Search the listing below for "peer". Copy each matching line.

> **DATA PROVIDED**:
-------------------------

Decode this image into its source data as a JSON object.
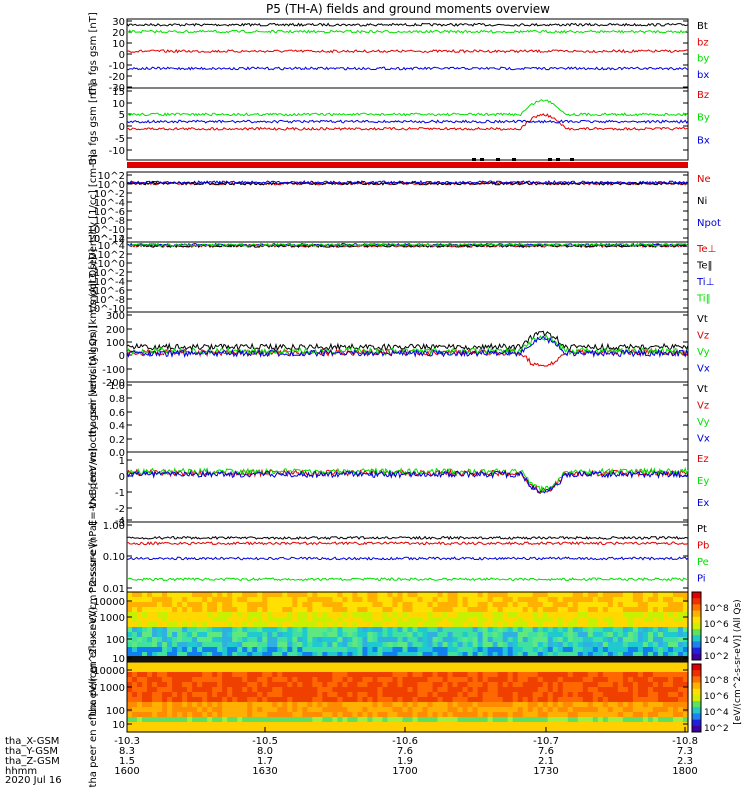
{
  "title": "P5 (TH-A) fields and ground moments overview",
  "date_label": "2020 Jul 16",
  "colors": {
    "black": "#000000",
    "red": "#e00000",
    "green": "#00e000",
    "blue": "#0000dd"
  },
  "x_axis": {
    "label_rows": [
      {
        "label": "tha_X-GSM",
        "values": [
          "-10.3",
          "-10.5",
          "-10.6",
          "-10.7",
          "-10.8"
        ]
      },
      {
        "label": "tha_Y-GSM",
        "values": [
          "8.3",
          "8.0",
          "7.6",
          "7.6",
          "7.3"
        ]
      },
      {
        "label": "tha_Z-GSM",
        "values": [
          "1.5",
          "1.7",
          "1.9",
          "2.1",
          "2.3"
        ]
      },
      {
        "label": "hhmm",
        "values": [
          "1600",
          "1630",
          "1700",
          "1730",
          "1800"
        ]
      }
    ]
  },
  "chart_data": [
    {
      "type": "line",
      "ylabel": "tha fgs gsm [nT]",
      "ylim": [
        -30,
        30
      ],
      "ticks": [
        "30",
        "20",
        "10",
        "0",
        "-10",
        "-20",
        "-30"
      ],
      "series": [
        {
          "name": "Bt",
          "color": "#000000",
          "level": 25
        },
        {
          "name": "bz",
          "color": "#e00000",
          "level": 2
        },
        {
          "name": "by",
          "color": "#00e000",
          "level": 19
        },
        {
          "name": "bx",
          "color": "#0000dd",
          "level": -13
        }
      ]
    },
    {
      "type": "line",
      "ylabel": "tha fgs gsm [nT]",
      "ylim": [
        -15,
        15
      ],
      "ticks": [
        "15",
        "10",
        "5",
        "0",
        "-5",
        "-10"
      ],
      "series": [
        {
          "name": "Bz",
          "color": "#e00000",
          "level": -2
        },
        {
          "name": "By",
          "color": "#00e000",
          "level": 4
        },
        {
          "name": "Bx",
          "color": "#0000dd",
          "level": 1
        }
      ]
    },
    {
      "type": "line",
      "ylabel": "Density [1/cc] [cm-3]",
      "scale": "log",
      "ticks": [
        "10^2",
        "10^0",
        "10^-2",
        "10^-4",
        "10^-6",
        "10^-8",
        "10^-10",
        "10^-12",
        "10^-14"
      ],
      "series": [
        {
          "name": "Ne",
          "color": "#e00000",
          "level": 0.5
        },
        {
          "name": "Ni",
          "color": "#000000",
          "level": 0.5
        },
        {
          "name": "Npot",
          "color": "#0000dd",
          "level": 1
        }
      ]
    },
    {
      "type": "line",
      "ylabel": "moqt3 [eV]",
      "scale": "log",
      "ticks": [
        "10^4",
        "10^2",
        "10^0",
        "10^-2",
        "10^-4",
        "10^-6",
        "10^-8",
        "10^-10"
      ],
      "series": [
        {
          "name": "Te⊥",
          "color": "#e00000",
          "level": 3000
        },
        {
          "name": "Te‖",
          "color": "#000000",
          "level": 3000
        },
        {
          "name": "Ti⊥",
          "color": "#0000dd",
          "level": 5000
        },
        {
          "name": "Ti‖",
          "color": "#00e000",
          "level": 5000
        }
      ]
    },
    {
      "type": "line",
      "ylabel": "tha peir velocity gsm [km/s (All Qs)]",
      "ylim": [
        -200,
        300
      ],
      "ticks": [
        "300",
        "200",
        "100",
        "0",
        "-100",
        "-200"
      ],
      "series": [
        {
          "name": "Vt",
          "color": "#000000",
          "level": 50
        },
        {
          "name": "Vz",
          "color": "#e00000",
          "level": 10
        },
        {
          "name": "Vy",
          "color": "#00e000",
          "level": 20
        },
        {
          "name": "Vx",
          "color": "#0000dd",
          "level": 5
        }
      ]
    },
    {
      "type": "line",
      "ylabel": "tha peer velocity gsm [km/s (All Qs)]",
      "ylim": [
        0,
        1
      ],
      "ticks": [
        "1.0",
        "0.8",
        "0.6",
        "0.4",
        "0.2",
        "0.0"
      ],
      "series": [
        {
          "name": "Vt",
          "color": "#000000"
        },
        {
          "name": "Vz",
          "color": "#e00000"
        },
        {
          "name": "Vy",
          "color": "#00e000"
        },
        {
          "name": "Vx",
          "color": "#0000dd"
        }
      ]
    },
    {
      "type": "line",
      "ylabel": "E=-VxB [mV/m]",
      "ylim": [
        -4,
        1
      ],
      "ticks": [
        "1",
        "0",
        "-1",
        "-2",
        "-3",
        "-4"
      ],
      "series": [
        {
          "name": "Ez",
          "color": "#e00000",
          "level": -0.5
        },
        {
          "name": "Ey",
          "color": "#00e000",
          "level": -0.4
        },
        {
          "name": "Ex",
          "color": "#0000dd",
          "level": -0.6
        }
      ]
    },
    {
      "type": "line",
      "ylabel": "Pressure [nPa]",
      "scale": "log",
      "ticks": [
        "1.00",
        "0.10",
        "0.01"
      ],
      "series": [
        {
          "name": "Pt",
          "color": "#000000",
          "level": 0.4
        },
        {
          "name": "Pb",
          "color": "#e00000",
          "level": 0.27
        },
        {
          "name": "Pe",
          "color": "#00e000",
          "level": 0.02
        },
        {
          "name": "Pi",
          "color": "#0000dd",
          "level": 0.09
        }
      ]
    },
    {
      "type": "heatmap",
      "ylabel": "tha peir en eflux eV/(cm^2-s-sr-eV)",
      "scale": "log",
      "ticks": [
        "10000",
        "1000",
        "100",
        "10"
      ]
    },
    {
      "type": "heatmap",
      "ylabel": "tha peer en eflux eV/(cm^2-s-sr-eV)",
      "scale": "log",
      "ticks": [
        "10000",
        "1000",
        "100",
        "10"
      ]
    }
  ],
  "colorbar_upper": {
    "ticks": [
      "10^8",
      "10^6",
      "10^4",
      "10^2"
    ],
    "label": "[eV/(cm^2-s-sr-eV)] (All Qs)"
  },
  "colorbar_lower": {
    "ticks": [
      "10^8",
      "10^6",
      "10^4",
      "10^2"
    ],
    "label": "[eV/(cm^2-s-sr-eV)]"
  }
}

-------------------------

> **RESULT**:
      "ylabel": "tha peer velocity gsm [km/s (All Qs)]",
      "ylabel": "tha peer en eflux eV/(cm^2-s-sr-eV)",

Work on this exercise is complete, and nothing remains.